-- begin Working data --

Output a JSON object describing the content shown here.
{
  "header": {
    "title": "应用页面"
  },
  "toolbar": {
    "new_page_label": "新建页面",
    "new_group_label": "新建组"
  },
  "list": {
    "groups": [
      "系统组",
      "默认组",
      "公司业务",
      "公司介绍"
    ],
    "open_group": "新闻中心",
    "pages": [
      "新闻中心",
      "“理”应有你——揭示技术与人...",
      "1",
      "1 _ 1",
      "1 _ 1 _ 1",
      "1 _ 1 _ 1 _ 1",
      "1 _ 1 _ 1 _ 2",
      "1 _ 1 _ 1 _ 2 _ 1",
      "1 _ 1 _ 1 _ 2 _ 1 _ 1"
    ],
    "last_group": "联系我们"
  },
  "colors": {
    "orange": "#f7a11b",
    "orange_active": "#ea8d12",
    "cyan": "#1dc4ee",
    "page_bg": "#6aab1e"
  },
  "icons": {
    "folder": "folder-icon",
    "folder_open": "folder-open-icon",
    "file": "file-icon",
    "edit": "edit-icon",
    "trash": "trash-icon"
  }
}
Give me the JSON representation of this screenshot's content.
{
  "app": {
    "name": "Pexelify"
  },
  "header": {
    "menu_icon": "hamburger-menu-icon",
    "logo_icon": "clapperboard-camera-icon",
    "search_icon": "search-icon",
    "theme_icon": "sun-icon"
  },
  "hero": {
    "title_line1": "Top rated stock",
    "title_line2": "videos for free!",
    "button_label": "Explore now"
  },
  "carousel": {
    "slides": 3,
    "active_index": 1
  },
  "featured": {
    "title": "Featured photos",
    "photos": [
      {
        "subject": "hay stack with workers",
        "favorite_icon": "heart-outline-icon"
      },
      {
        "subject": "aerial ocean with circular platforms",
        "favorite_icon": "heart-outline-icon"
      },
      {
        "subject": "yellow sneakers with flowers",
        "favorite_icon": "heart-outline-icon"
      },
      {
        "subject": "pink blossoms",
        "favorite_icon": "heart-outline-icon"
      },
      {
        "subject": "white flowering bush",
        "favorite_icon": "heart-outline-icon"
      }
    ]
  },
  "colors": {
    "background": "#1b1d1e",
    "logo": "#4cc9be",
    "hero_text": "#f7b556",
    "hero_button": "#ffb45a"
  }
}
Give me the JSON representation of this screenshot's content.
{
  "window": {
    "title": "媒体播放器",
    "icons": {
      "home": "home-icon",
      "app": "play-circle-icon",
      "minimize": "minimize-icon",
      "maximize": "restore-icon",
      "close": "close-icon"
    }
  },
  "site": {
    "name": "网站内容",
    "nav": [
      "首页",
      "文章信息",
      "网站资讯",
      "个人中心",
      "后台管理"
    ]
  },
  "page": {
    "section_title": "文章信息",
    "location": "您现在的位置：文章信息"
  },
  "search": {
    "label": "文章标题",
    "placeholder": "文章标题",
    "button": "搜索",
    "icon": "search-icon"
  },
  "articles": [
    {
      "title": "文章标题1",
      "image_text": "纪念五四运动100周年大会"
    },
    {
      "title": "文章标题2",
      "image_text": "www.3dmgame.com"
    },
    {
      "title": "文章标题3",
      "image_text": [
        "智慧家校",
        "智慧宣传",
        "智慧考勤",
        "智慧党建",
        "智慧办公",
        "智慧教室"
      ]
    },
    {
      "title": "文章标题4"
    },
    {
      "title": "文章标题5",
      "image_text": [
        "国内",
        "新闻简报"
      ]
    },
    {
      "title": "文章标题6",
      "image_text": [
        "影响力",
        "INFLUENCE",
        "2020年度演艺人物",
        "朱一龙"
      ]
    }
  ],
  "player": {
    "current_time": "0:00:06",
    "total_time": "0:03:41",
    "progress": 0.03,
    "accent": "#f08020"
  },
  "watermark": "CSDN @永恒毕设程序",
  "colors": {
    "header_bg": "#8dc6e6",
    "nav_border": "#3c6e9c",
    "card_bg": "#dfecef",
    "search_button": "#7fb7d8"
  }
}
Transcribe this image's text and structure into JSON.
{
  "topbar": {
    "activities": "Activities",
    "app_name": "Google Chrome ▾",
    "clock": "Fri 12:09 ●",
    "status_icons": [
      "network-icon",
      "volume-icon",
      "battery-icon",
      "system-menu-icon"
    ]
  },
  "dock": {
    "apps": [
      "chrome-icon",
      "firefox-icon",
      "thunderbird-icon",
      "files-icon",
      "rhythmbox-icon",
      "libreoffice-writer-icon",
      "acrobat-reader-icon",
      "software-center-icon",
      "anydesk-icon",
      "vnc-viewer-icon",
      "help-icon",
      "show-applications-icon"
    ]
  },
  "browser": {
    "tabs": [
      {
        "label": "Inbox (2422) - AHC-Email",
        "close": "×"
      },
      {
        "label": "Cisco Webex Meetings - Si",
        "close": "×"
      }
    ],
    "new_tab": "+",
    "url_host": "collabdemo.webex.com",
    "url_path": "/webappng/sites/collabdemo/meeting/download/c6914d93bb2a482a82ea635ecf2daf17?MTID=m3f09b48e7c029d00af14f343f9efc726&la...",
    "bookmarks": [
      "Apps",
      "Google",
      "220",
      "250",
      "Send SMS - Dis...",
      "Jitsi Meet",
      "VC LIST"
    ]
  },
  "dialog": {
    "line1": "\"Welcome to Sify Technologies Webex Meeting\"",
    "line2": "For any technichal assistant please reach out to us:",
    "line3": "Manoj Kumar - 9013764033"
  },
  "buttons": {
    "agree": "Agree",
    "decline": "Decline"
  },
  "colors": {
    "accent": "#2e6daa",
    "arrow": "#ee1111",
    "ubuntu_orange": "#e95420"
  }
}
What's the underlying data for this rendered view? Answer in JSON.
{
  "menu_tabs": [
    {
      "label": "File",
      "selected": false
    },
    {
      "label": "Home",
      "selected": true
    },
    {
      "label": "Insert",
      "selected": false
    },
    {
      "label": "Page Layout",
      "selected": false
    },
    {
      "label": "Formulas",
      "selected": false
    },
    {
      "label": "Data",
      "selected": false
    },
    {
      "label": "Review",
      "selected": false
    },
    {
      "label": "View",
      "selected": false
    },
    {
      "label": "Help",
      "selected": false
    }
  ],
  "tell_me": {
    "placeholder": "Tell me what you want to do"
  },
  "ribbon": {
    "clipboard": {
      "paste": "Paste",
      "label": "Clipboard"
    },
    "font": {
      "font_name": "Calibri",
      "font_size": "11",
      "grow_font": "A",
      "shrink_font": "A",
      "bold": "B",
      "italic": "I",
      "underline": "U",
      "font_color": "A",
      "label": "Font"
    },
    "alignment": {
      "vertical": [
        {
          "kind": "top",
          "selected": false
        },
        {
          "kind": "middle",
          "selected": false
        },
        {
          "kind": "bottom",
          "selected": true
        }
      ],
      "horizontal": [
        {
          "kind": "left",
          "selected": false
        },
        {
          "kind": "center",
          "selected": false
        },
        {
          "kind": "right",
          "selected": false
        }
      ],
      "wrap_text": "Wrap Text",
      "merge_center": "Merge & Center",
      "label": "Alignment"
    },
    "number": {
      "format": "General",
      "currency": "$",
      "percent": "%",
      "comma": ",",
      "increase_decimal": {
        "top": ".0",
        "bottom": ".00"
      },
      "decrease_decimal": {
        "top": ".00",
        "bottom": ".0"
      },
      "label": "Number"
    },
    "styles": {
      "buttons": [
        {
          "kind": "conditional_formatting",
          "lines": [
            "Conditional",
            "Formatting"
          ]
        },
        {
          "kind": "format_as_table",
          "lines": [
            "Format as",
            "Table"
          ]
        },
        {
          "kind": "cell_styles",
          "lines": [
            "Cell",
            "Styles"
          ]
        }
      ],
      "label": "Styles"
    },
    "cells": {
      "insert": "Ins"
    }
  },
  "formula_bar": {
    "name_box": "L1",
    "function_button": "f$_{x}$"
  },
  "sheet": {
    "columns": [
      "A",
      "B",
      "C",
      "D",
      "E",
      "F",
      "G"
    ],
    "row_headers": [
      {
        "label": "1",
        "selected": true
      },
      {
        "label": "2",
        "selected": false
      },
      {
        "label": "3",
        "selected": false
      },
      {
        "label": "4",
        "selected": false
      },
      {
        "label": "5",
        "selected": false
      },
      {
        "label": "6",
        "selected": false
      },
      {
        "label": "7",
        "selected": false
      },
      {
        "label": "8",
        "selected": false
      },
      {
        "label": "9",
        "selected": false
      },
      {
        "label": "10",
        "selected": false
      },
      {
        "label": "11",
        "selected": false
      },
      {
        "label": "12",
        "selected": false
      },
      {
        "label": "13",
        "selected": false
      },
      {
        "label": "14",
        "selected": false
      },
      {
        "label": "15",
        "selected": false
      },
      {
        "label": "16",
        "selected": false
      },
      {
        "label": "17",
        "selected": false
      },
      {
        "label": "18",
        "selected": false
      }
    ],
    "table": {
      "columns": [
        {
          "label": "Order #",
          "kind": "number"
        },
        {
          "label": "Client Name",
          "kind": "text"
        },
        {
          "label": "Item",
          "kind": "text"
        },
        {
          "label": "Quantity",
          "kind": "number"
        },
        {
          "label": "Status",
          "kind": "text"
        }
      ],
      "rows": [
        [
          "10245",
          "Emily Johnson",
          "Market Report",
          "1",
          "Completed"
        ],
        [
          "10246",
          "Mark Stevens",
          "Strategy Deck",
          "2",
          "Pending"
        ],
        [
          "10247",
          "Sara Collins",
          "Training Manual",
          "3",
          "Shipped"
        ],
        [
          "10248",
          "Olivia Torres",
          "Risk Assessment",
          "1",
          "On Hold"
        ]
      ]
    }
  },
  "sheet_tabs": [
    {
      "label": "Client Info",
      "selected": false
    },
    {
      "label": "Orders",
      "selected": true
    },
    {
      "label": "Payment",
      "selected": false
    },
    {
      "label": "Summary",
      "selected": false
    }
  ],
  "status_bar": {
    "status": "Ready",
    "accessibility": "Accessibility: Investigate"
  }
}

-- end Working data --

Identify and copy the lines holding the word "Client".

          "label": "Client Name",
      "label": "Client Info",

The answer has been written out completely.